### TO DO
Show every line below where "Years" can be found.

### RAW DATA
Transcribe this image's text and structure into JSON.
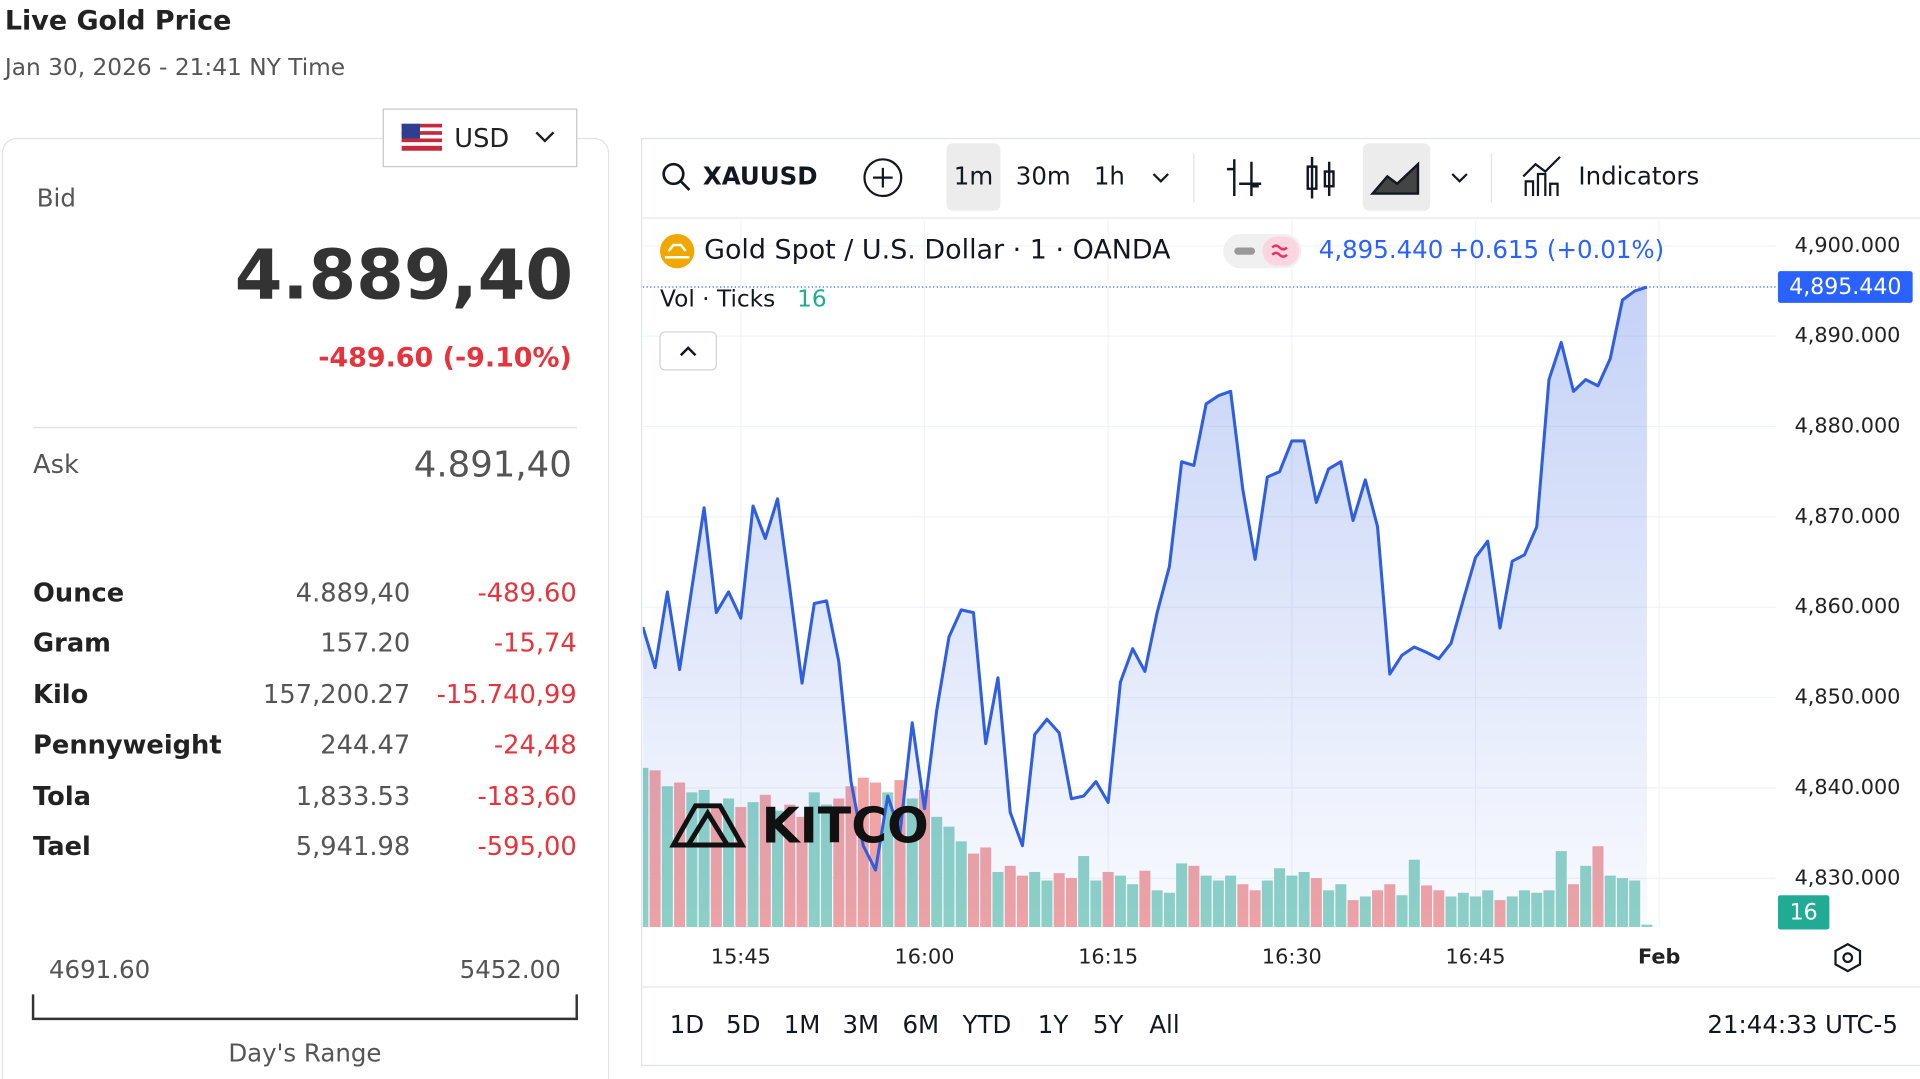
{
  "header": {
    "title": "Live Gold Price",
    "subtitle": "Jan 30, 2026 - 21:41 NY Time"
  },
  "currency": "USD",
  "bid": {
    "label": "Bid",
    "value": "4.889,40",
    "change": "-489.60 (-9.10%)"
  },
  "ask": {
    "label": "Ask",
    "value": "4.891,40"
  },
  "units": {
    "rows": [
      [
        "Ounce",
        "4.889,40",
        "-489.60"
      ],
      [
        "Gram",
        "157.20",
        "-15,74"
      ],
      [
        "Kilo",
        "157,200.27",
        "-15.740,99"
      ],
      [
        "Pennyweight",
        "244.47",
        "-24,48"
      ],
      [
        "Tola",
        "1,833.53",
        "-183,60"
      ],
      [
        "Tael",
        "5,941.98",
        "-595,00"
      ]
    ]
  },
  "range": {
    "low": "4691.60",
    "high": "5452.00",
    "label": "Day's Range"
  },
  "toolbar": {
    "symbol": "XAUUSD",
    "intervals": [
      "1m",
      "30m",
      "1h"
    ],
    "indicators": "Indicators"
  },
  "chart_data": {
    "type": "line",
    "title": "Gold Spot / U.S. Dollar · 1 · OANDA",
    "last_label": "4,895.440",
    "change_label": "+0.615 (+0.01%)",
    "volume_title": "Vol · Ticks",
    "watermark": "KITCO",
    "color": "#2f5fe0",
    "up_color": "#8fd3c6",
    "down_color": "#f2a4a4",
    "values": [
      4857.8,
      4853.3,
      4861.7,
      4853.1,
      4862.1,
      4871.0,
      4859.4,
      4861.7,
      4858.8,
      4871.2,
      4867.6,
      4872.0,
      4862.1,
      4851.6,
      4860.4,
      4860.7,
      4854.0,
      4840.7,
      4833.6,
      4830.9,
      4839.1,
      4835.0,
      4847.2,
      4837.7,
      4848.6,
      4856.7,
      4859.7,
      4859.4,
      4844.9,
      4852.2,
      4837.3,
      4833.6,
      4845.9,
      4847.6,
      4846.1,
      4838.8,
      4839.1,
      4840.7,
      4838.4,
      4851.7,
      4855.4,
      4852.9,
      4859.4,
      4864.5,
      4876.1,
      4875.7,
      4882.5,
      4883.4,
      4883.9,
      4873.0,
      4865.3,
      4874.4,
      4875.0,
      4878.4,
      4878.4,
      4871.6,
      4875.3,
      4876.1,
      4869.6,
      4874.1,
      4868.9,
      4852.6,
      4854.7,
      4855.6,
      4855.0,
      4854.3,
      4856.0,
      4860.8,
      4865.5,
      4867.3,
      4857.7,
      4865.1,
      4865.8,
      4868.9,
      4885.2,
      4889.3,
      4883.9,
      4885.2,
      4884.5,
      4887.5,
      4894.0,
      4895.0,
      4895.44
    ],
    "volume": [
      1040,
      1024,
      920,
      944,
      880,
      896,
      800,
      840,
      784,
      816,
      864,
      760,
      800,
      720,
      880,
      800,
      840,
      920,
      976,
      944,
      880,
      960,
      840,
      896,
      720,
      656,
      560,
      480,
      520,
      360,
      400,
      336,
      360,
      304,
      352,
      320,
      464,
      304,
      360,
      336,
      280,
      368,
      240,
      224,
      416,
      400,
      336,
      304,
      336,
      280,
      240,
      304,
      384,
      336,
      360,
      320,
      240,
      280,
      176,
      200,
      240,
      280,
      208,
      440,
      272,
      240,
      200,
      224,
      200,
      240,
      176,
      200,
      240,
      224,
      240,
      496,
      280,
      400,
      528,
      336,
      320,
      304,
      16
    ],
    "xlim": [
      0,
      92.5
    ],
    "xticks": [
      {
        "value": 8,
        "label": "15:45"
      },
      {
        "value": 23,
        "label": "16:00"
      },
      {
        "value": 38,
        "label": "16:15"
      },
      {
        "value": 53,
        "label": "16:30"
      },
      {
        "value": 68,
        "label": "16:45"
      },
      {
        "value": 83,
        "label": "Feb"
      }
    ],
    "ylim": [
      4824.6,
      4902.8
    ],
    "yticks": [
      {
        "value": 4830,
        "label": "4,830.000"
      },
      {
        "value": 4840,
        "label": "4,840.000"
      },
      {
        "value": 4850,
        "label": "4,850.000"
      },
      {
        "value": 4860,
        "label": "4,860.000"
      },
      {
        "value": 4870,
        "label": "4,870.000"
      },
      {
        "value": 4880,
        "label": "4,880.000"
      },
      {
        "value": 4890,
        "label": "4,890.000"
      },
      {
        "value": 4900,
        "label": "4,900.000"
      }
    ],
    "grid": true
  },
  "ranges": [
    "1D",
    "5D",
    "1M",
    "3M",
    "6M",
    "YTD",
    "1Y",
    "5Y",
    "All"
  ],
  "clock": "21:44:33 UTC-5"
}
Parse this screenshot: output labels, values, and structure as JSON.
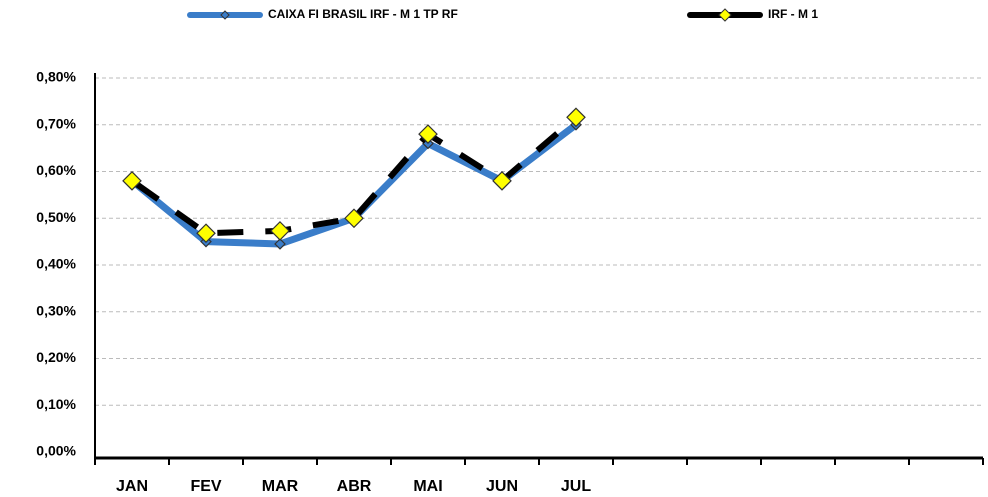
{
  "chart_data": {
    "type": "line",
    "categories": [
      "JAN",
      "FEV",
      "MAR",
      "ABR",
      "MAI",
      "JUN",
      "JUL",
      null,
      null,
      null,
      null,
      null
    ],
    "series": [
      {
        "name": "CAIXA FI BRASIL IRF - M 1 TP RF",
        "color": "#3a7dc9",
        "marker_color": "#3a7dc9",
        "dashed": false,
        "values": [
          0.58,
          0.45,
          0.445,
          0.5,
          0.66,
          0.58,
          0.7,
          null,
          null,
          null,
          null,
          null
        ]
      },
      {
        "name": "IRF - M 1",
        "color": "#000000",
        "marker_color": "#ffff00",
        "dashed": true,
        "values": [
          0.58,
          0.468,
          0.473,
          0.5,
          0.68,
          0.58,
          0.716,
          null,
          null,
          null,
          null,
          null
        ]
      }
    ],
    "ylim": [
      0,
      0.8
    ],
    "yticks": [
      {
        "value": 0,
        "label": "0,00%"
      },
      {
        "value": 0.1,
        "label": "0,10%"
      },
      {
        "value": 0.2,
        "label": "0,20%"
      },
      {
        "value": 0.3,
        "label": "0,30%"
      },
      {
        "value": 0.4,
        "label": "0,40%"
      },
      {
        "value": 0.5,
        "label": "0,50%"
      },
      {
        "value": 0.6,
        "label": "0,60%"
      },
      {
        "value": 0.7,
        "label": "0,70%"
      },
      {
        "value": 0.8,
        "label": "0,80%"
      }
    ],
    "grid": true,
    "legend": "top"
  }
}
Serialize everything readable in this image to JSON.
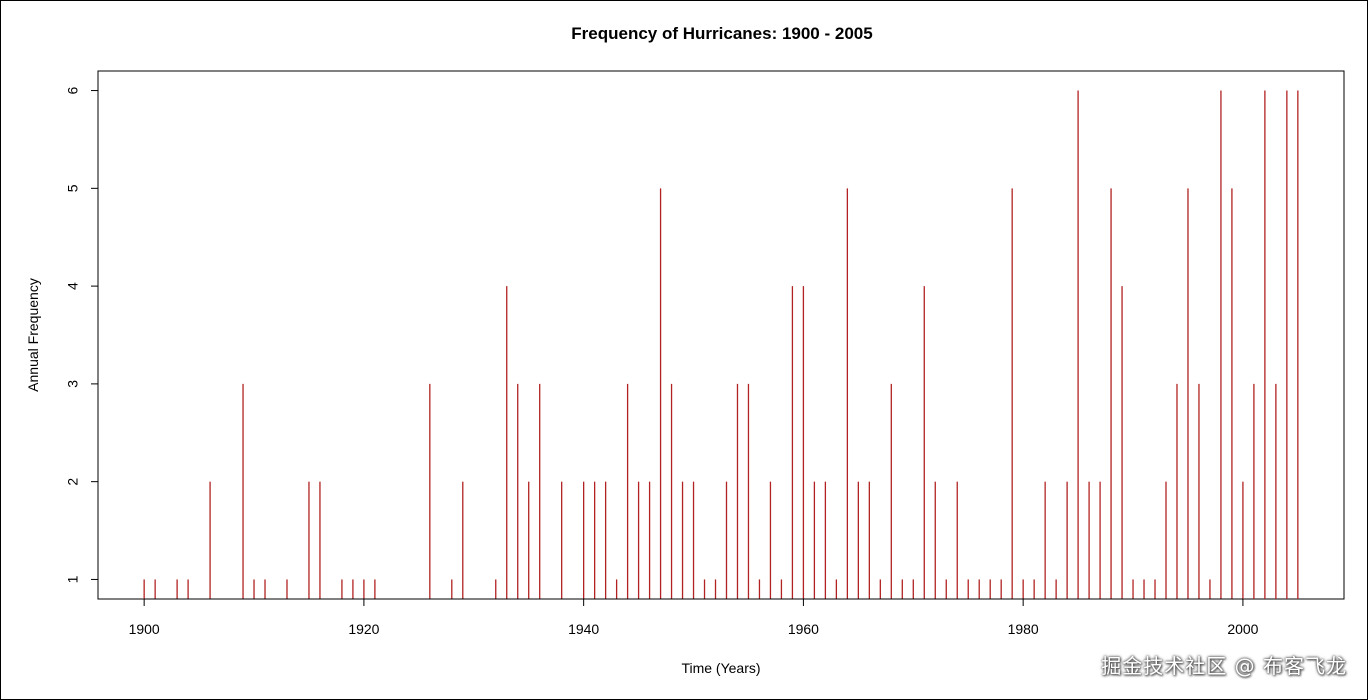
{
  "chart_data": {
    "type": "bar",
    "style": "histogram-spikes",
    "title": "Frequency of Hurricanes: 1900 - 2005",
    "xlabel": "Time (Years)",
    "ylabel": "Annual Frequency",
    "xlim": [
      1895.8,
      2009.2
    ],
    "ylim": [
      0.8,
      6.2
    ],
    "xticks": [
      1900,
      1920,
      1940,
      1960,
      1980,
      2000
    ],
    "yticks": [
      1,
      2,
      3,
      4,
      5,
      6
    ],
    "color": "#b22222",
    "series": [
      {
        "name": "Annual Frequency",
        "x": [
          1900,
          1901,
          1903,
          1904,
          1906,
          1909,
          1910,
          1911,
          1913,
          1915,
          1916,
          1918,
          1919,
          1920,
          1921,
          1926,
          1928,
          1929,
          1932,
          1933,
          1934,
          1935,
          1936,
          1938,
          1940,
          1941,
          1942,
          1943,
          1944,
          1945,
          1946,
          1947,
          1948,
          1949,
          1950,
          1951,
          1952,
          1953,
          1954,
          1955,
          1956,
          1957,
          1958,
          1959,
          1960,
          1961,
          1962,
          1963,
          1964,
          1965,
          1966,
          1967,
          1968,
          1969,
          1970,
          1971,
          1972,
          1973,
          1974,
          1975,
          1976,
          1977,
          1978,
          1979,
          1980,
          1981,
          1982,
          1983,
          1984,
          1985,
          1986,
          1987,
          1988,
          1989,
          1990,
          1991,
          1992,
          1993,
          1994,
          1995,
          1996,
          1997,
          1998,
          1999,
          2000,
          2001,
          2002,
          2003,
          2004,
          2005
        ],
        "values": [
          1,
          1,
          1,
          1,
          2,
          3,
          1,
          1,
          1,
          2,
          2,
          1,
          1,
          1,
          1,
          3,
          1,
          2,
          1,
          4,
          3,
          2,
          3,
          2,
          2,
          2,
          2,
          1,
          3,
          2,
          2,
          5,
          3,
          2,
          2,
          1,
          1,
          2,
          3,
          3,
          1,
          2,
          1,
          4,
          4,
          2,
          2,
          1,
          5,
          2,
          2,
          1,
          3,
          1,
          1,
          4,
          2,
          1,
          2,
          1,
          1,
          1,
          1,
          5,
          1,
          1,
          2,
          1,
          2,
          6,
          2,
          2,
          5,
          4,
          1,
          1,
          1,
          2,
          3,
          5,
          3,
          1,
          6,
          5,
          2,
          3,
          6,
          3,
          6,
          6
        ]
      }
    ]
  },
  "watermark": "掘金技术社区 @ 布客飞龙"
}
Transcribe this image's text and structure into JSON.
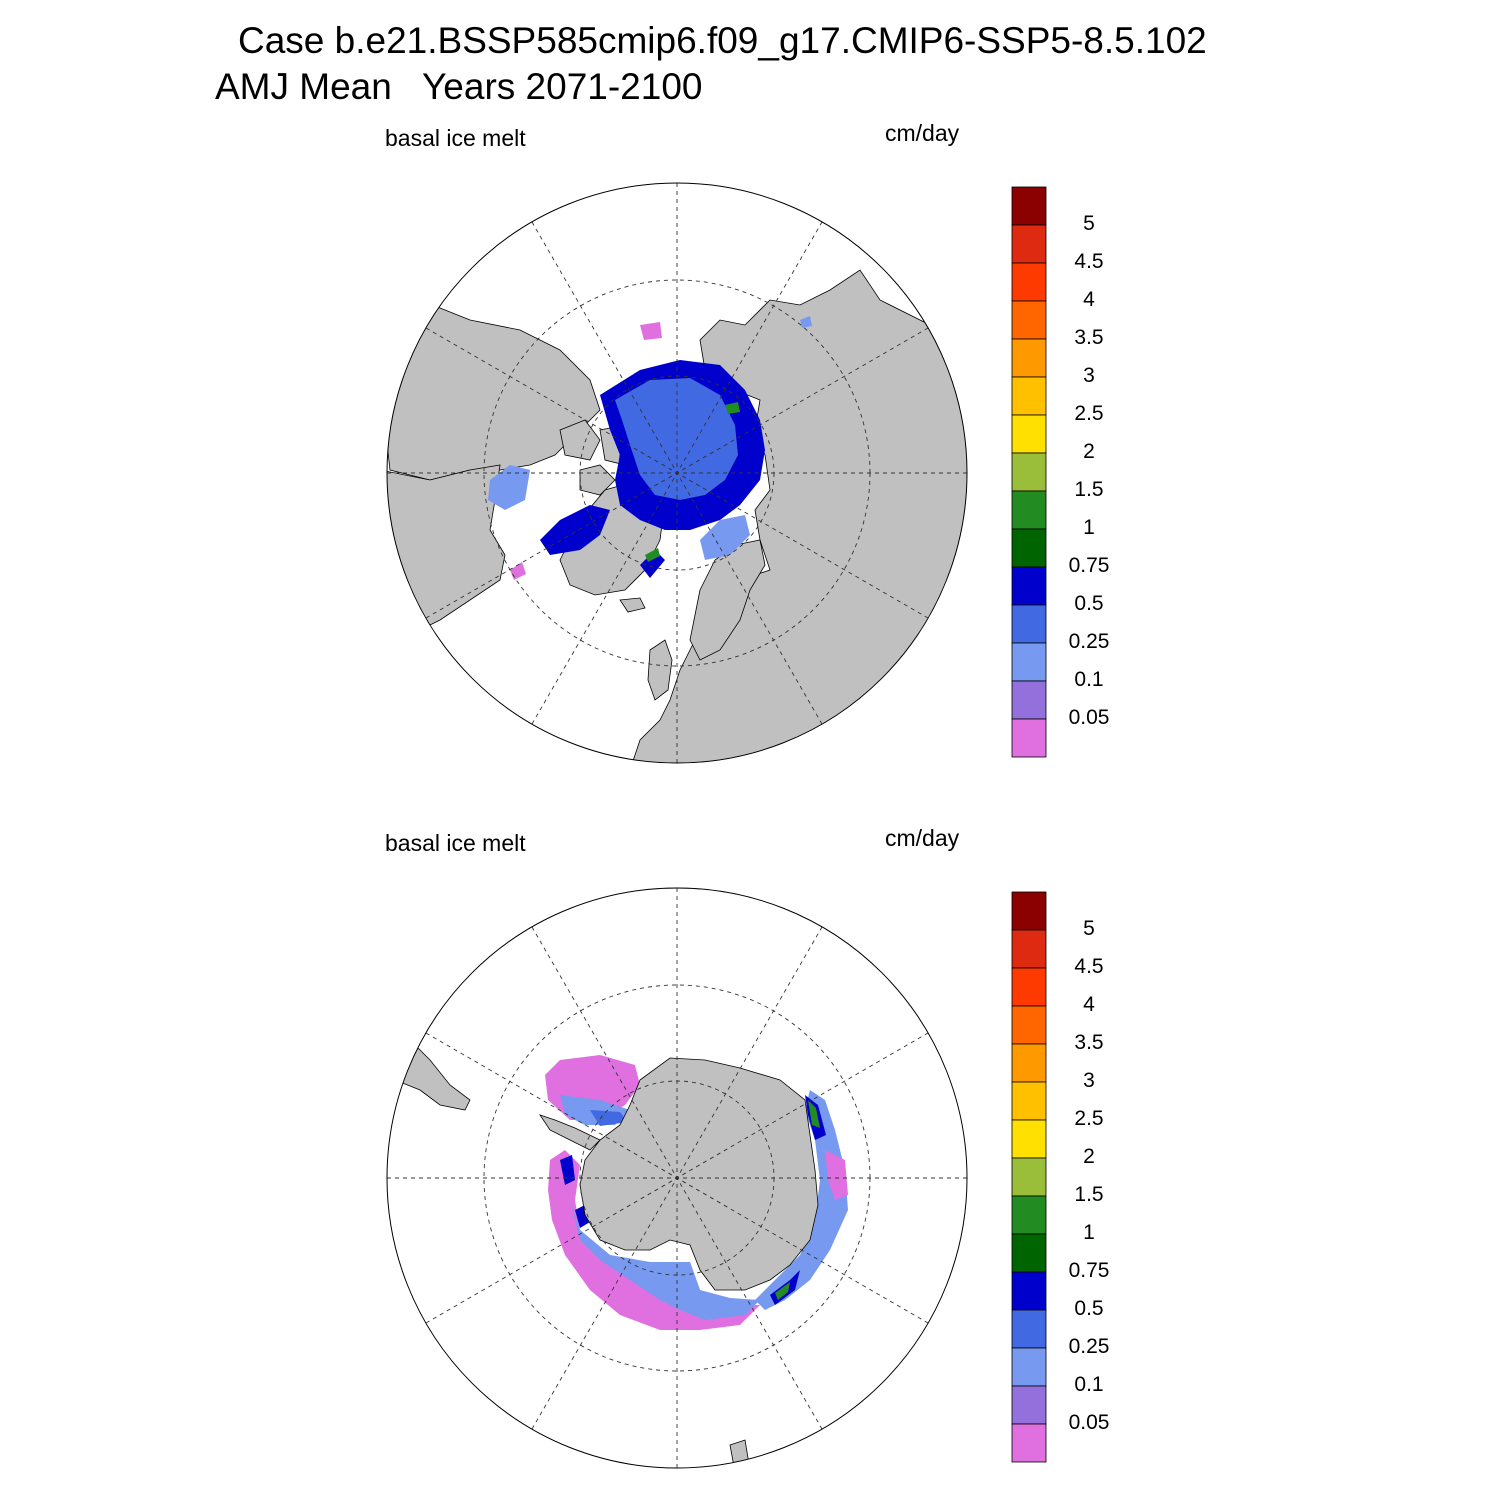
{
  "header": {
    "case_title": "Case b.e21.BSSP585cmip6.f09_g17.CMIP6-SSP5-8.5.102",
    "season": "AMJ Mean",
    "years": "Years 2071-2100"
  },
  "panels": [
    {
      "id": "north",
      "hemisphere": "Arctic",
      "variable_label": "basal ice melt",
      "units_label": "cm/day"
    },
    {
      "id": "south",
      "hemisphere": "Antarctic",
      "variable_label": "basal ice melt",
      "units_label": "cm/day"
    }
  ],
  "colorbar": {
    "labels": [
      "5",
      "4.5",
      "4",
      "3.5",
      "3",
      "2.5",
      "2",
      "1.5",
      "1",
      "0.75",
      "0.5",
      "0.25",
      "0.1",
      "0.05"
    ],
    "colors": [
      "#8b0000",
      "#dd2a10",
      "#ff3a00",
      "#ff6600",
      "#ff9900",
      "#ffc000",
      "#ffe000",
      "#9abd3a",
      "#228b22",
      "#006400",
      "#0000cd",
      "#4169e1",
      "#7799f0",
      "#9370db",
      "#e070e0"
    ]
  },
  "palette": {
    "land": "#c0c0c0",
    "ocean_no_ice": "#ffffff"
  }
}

### EXERCISE ANSWER
    "xlabel": "Time (Years)",
    "years": "Years 2071-2100"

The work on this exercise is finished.